--- start DATA FOR THIS EXERCISE ---
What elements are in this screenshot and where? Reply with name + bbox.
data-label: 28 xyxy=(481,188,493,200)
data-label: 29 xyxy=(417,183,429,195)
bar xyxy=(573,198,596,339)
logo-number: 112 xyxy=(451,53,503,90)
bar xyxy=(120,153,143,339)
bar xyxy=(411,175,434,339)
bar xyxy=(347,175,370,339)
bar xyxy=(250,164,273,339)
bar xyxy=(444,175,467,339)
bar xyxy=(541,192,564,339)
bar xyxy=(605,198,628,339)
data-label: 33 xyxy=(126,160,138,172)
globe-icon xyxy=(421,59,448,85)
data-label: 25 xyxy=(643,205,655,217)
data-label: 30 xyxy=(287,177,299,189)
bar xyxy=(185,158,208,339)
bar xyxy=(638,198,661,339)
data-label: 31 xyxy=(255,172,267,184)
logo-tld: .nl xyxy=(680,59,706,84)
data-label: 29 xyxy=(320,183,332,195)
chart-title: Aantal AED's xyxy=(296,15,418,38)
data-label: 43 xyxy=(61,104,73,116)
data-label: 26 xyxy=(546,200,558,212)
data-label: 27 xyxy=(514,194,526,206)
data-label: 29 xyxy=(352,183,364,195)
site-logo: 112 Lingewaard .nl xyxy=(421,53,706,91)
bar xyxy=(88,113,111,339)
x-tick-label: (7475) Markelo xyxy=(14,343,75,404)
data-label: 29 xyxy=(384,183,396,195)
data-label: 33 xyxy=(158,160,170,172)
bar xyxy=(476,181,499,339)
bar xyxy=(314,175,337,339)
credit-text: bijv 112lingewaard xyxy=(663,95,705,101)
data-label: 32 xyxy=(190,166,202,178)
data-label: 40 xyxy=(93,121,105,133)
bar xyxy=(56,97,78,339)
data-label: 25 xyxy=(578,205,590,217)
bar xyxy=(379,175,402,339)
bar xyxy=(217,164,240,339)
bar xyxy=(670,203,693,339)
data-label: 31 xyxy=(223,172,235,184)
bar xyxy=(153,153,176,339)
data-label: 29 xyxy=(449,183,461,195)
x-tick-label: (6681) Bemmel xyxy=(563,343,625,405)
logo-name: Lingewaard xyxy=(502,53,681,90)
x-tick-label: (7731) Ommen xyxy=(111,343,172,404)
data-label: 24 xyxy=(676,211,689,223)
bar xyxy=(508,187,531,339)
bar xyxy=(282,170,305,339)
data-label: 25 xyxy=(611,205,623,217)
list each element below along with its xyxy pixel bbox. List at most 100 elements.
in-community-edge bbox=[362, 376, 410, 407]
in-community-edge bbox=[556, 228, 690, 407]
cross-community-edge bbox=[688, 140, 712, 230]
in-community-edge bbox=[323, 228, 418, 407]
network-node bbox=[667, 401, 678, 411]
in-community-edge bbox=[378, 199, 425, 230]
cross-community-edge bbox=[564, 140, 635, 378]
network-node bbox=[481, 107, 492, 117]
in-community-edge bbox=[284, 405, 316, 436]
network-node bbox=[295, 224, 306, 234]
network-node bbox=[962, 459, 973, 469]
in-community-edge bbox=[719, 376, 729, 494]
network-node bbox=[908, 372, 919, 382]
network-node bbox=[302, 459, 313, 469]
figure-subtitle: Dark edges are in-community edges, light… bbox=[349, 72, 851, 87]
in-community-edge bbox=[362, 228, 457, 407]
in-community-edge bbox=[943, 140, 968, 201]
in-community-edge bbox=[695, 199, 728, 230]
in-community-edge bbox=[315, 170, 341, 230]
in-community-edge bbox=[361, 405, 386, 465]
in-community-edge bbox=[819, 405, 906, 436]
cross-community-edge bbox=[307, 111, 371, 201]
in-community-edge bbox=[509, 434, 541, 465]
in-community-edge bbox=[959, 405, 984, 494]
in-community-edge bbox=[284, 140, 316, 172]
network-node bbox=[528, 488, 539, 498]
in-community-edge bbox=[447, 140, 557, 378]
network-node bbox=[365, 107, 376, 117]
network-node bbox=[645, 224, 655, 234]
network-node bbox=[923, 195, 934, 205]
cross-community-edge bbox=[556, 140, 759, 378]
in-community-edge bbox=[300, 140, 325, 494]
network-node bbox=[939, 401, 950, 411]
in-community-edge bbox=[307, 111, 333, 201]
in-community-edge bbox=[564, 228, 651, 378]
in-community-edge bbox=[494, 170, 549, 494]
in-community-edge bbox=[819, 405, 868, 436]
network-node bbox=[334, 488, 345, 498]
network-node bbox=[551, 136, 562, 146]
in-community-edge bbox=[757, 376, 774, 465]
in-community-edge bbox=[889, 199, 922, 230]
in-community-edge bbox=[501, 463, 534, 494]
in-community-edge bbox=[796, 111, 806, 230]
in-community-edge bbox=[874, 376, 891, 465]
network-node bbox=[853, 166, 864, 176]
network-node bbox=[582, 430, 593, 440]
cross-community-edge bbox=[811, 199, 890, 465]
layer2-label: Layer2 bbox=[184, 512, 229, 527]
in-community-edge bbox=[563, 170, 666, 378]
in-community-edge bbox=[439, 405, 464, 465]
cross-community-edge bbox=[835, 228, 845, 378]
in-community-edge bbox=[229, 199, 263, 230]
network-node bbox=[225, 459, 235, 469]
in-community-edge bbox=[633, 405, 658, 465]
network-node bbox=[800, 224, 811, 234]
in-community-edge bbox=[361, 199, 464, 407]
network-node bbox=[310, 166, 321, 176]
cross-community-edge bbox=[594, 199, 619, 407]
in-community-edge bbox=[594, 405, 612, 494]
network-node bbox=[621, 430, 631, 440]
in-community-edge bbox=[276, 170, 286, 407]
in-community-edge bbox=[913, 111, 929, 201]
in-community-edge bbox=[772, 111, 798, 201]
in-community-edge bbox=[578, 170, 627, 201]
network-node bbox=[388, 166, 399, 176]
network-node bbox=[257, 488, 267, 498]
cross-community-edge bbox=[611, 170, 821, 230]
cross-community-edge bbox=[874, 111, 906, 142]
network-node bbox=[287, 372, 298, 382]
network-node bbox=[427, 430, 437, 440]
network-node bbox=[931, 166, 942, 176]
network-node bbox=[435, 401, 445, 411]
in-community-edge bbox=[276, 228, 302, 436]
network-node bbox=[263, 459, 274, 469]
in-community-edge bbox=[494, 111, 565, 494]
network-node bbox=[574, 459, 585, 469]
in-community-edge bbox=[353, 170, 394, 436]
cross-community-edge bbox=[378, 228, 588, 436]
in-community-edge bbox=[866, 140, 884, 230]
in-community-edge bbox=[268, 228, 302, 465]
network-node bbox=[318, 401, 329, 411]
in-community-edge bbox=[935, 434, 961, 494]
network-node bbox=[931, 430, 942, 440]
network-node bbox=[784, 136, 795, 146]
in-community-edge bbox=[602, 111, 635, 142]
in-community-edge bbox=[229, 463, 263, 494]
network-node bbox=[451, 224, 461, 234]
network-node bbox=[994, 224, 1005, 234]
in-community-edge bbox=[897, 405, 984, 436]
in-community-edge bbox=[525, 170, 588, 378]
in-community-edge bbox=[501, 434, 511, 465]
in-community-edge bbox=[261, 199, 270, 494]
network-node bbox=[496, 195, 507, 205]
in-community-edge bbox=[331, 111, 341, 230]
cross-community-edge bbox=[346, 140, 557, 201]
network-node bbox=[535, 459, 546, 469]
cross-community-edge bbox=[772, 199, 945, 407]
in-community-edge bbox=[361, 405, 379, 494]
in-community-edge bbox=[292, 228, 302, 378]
--- end DATA FOR THIS EXERCISE ---
Could you reproduce every one of the lines above, character for character, from first to last?

What elements are in this screenshot and where? Reply with name + bbox.
data-label: 28 xyxy=(481,188,493,200)
data-label: 29 xyxy=(417,183,429,195)
bar xyxy=(573,198,596,339)
logo-number: 112 xyxy=(451,53,503,90)
bar xyxy=(120,153,143,339)
bar xyxy=(411,175,434,339)
bar xyxy=(347,175,370,339)
bar xyxy=(250,164,273,339)
bar xyxy=(444,175,467,339)
bar xyxy=(541,192,564,339)
bar xyxy=(605,198,628,339)
data-label: 33 xyxy=(126,160,138,172)
globe-icon xyxy=(421,59,448,85)
data-label: 25 xyxy=(643,205,655,217)
data-label: 30 xyxy=(287,177,299,189)
bar xyxy=(185,158,208,339)
bar xyxy=(638,198,661,339)
data-label: 31 xyxy=(255,172,267,184)
logo-tld: .nl xyxy=(680,59,706,84)
data-label: 29 xyxy=(320,183,332,195)
chart-title: Aantal AED's xyxy=(296,15,418,38)
data-label: 43 xyxy=(61,104,73,116)
data-label: 26 xyxy=(546,200,558,212)
data-label: 27 xyxy=(514,194,526,206)
data-label: 29 xyxy=(352,183,364,195)
site-logo: 112 Lingewaard .nl xyxy=(421,53,706,91)
bar xyxy=(88,113,111,339)
x-tick-label: (7475) Markelo xyxy=(14,343,75,404)
data-label: 29 xyxy=(384,183,396,195)
data-label: 33 xyxy=(158,160,170,172)
bar xyxy=(476,181,499,339)
bar xyxy=(314,175,337,339)
credit-text: bijv 112lingewaard xyxy=(663,95,705,101)
data-label: 32 xyxy=(190,166,202,178)
data-label: 40 xyxy=(93,121,105,133)
bar xyxy=(56,97,78,339)
data-label: 25 xyxy=(578,205,590,217)
bar xyxy=(379,175,402,339)
bar xyxy=(217,164,240,339)
bar xyxy=(670,203,693,339)
data-label: 31 xyxy=(223,172,235,184)
bar xyxy=(153,153,176,339)
data-label: 29 xyxy=(449,183,461,195)
x-tick-label: (6681) Bemmel xyxy=(563,343,625,405)
logo-name: Lingewaard xyxy=(502,53,681,90)
x-tick-label: (7731) Ommen xyxy=(111,343,172,404)
data-label: 24 xyxy=(676,211,689,223)
bar xyxy=(508,187,531,339)
bar xyxy=(282,170,305,339)
data-label: 25 xyxy=(611,205,623,217)
list each element below along with its xyxy pixel bbox. List at most 100 elements.
in-community-edge bbox=[362, 376, 410, 407]
in-community-edge bbox=[556, 228, 690, 407]
cross-community-edge bbox=[688, 140, 712, 230]
in-community-edge bbox=[323, 228, 418, 407]
network-node bbox=[667, 401, 678, 411]
in-community-edge bbox=[378, 199, 425, 230]
cross-community-edge bbox=[564, 140, 635, 378]
network-node bbox=[481, 107, 492, 117]
in-community-edge bbox=[284, 405, 316, 436]
network-node bbox=[295, 224, 306, 234]
network-node bbox=[962, 459, 973, 469]
in-community-edge bbox=[719, 376, 729, 494]
network-node bbox=[908, 372, 919, 382]
network-node bbox=[302, 459, 313, 469]
figure-subtitle: Dark edges are in-community edges, light… bbox=[349, 72, 851, 87]
in-community-edge bbox=[362, 228, 457, 407]
in-community-edge bbox=[943, 140, 968, 201]
in-community-edge bbox=[695, 199, 728, 230]
in-community-edge bbox=[315, 170, 341, 230]
in-community-edge bbox=[361, 405, 386, 465]
in-community-edge bbox=[819, 405, 906, 436]
cross-community-edge bbox=[307, 111, 371, 201]
in-community-edge bbox=[509, 434, 541, 465]
in-community-edge bbox=[959, 405, 984, 494]
in-community-edge bbox=[284, 140, 316, 172]
network-node bbox=[528, 488, 539, 498]
in-community-edge bbox=[447, 140, 557, 378]
network-node bbox=[365, 107, 376, 117]
network-node bbox=[645, 224, 655, 234]
network-node bbox=[923, 195, 934, 205]
cross-community-edge bbox=[556, 140, 759, 378]
in-community-edge bbox=[300, 140, 325, 494]
network-node bbox=[939, 401, 950, 411]
in-community-edge bbox=[307, 111, 333, 201]
in-community-edge bbox=[564, 228, 651, 378]
in-community-edge bbox=[494, 170, 549, 494]
in-community-edge bbox=[819, 405, 868, 436]
network-node bbox=[334, 488, 345, 498]
network-node bbox=[551, 136, 562, 146]
in-community-edge bbox=[757, 376, 774, 465]
in-community-edge bbox=[889, 199, 922, 230]
in-community-edge bbox=[501, 463, 534, 494]
in-community-edge bbox=[796, 111, 806, 230]
in-community-edge bbox=[874, 376, 891, 465]
network-node bbox=[853, 166, 864, 176]
network-node bbox=[582, 430, 593, 440]
cross-community-edge bbox=[811, 199, 890, 465]
layer2-label: Layer2 bbox=[184, 512, 229, 527]
in-community-edge bbox=[563, 170, 666, 378]
in-community-edge bbox=[439, 405, 464, 465]
cross-community-edge bbox=[835, 228, 845, 378]
in-community-edge bbox=[229, 199, 263, 230]
network-node bbox=[225, 459, 235, 469]
in-community-edge bbox=[633, 405, 658, 465]
network-node bbox=[800, 224, 811, 234]
in-community-edge bbox=[361, 199, 464, 407]
network-node bbox=[310, 166, 321, 176]
cross-community-edge bbox=[594, 199, 619, 407]
in-community-edge bbox=[594, 405, 612, 494]
network-node bbox=[621, 430, 631, 440]
in-community-edge bbox=[276, 170, 286, 407]
in-community-edge bbox=[913, 111, 929, 201]
in-community-edge bbox=[772, 111, 798, 201]
in-community-edge bbox=[578, 170, 627, 201]
network-node bbox=[388, 166, 399, 176]
network-node bbox=[257, 488, 267, 498]
cross-community-edge bbox=[611, 170, 821, 230]
cross-community-edge bbox=[874, 111, 906, 142]
network-node bbox=[287, 372, 298, 382]
network-node bbox=[427, 430, 437, 440]
network-node bbox=[931, 166, 942, 176]
network-node bbox=[435, 401, 445, 411]
in-community-edge bbox=[276, 228, 302, 436]
network-node bbox=[263, 459, 274, 469]
in-community-edge bbox=[494, 111, 565, 494]
network-node bbox=[574, 459, 585, 469]
in-community-edge bbox=[353, 170, 394, 436]
cross-community-edge bbox=[378, 228, 588, 436]
in-community-edge bbox=[866, 140, 884, 230]
in-community-edge bbox=[268, 228, 302, 465]
network-node bbox=[318, 401, 329, 411]
in-community-edge bbox=[935, 434, 961, 494]
network-node bbox=[931, 430, 942, 440]
network-node bbox=[784, 136, 795, 146]
in-community-edge bbox=[602, 111, 635, 142]
in-community-edge bbox=[229, 463, 263, 494]
network-node bbox=[451, 224, 461, 234]
network-node bbox=[994, 224, 1005, 234]
in-community-edge bbox=[897, 405, 984, 436]
in-community-edge bbox=[525, 170, 588, 378]
in-community-edge bbox=[501, 434, 511, 465]
in-community-edge bbox=[261, 199, 270, 494]
network-node bbox=[496, 195, 507, 205]
in-community-edge bbox=[331, 111, 341, 230]
cross-community-edge bbox=[346, 140, 557, 201]
network-node bbox=[535, 459, 546, 469]
cross-community-edge bbox=[772, 199, 945, 407]
in-community-edge bbox=[361, 405, 379, 494]
in-community-edge bbox=[292, 228, 302, 378]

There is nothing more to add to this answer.